● **Your task**
Transcribe, word for word, the line containing "Extract the structured" and each line following it through the end of the listing below. Omit all other lines.

● **Material for this task**
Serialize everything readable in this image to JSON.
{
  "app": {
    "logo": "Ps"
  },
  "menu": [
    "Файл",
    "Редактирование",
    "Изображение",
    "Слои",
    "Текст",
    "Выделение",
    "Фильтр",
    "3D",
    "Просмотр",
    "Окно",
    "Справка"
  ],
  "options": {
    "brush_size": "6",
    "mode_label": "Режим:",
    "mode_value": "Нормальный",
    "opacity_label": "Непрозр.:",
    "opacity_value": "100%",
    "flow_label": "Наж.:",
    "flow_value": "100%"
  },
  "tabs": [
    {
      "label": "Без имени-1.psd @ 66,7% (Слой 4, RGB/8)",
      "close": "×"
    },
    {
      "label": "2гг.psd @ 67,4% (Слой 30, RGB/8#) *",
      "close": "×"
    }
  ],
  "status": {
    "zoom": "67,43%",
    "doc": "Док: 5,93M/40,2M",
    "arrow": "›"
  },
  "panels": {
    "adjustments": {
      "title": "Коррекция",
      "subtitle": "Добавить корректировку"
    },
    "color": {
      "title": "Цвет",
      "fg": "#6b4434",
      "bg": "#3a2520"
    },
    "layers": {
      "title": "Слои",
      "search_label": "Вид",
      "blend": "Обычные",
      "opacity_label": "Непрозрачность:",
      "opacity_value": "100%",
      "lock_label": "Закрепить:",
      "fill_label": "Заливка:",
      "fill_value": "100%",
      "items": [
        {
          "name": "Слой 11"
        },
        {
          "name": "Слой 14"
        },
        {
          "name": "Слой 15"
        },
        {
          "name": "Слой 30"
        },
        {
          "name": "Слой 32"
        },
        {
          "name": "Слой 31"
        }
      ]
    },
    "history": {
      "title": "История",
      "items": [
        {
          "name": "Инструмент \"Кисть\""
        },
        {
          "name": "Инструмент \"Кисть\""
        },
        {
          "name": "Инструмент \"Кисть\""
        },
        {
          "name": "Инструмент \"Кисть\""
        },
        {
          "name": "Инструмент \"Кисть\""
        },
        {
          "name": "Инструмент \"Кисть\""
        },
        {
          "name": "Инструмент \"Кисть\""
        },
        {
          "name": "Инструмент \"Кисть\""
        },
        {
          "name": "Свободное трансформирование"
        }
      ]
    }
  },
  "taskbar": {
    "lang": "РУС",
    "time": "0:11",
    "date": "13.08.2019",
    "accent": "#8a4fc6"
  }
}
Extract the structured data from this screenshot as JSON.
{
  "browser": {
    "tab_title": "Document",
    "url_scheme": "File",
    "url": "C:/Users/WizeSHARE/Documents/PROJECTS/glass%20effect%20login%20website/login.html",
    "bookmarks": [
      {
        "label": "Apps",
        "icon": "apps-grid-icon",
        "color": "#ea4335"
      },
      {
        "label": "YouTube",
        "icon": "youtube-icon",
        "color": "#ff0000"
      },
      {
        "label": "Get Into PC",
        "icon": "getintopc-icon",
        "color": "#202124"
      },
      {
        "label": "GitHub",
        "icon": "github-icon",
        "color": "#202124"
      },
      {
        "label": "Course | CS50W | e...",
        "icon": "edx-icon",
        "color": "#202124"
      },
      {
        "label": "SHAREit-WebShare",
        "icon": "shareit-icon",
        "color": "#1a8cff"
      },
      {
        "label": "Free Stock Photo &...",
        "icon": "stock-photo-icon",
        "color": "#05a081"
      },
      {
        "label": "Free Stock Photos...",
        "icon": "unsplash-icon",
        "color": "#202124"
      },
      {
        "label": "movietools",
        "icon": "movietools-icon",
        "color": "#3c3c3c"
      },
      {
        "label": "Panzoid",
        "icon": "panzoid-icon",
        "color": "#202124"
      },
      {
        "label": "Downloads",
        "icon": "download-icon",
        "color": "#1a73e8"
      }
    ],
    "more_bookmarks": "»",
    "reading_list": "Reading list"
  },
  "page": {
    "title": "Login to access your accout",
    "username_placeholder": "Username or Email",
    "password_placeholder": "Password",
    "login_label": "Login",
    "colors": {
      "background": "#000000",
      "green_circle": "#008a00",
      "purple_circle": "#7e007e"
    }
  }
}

● **Exercise answer**
Extract the structured data from this screenshot as JSON.
{
  "browser": {
    "tab_title": "Document",
    "url_scheme": "File",
    "url": "C:/Users/WizeSHARE/Documents/PROJECTS/glass%20effect%20login%20website/login.html",
    "bookmarks": [
      {
        "label": "Apps",
        "icon": "apps-grid-icon",
        "color": "#ea4335"
      },
      {
        "label": "YouTube",
        "icon": "youtube-icon",
        "color": "#ff0000"
      },
      {
        "label": "Get Into PC",
        "icon": "getintopc-icon",
        "color": "#202124"
      },
      {
        "label": "GitHub",
        "icon": "github-icon",
        "color": "#202124"
      },
      {
        "label": "Course | CS50W | e...",
        "icon": "edx-icon",
        "color": "#202124"
      },
      {
        "label": "SHAREit-WebShare",
        "icon": "shareit-icon",
        "color": "#1a8cff"
      },
      {
        "label": "Free Stock Photo &...",
        "icon": "stock-photo-icon",
        "color": "#05a081"
      },
      {
        "label": "Free Stock Photos...",
        "icon": "unsplash-icon",
        "color": "#202124"
      },
      {
        "label": "movietools",
        "icon": "movietools-icon",
        "color": "#3c3c3c"
      },
      {
        "label": "Panzoid",
        "icon": "panzoid-icon",
        "color": "#202124"
      },
      {
        "label": "Downloads",
        "icon": "download-icon",
        "color": "#1a73e8"
      }
    ],
    "more_bookmarks": "»",
    "reading_list": "Reading list"
  },
  "page": {
    "title": "Login to access your accout",
    "username_placeholder": "Username or Email",
    "password_placeholder": "Password",
    "login_label": "Login",
    "colors": {
      "background": "#000000",
      "green_circle": "#008a00",
      "purple_circle": "#7e007e"
    }
  }
}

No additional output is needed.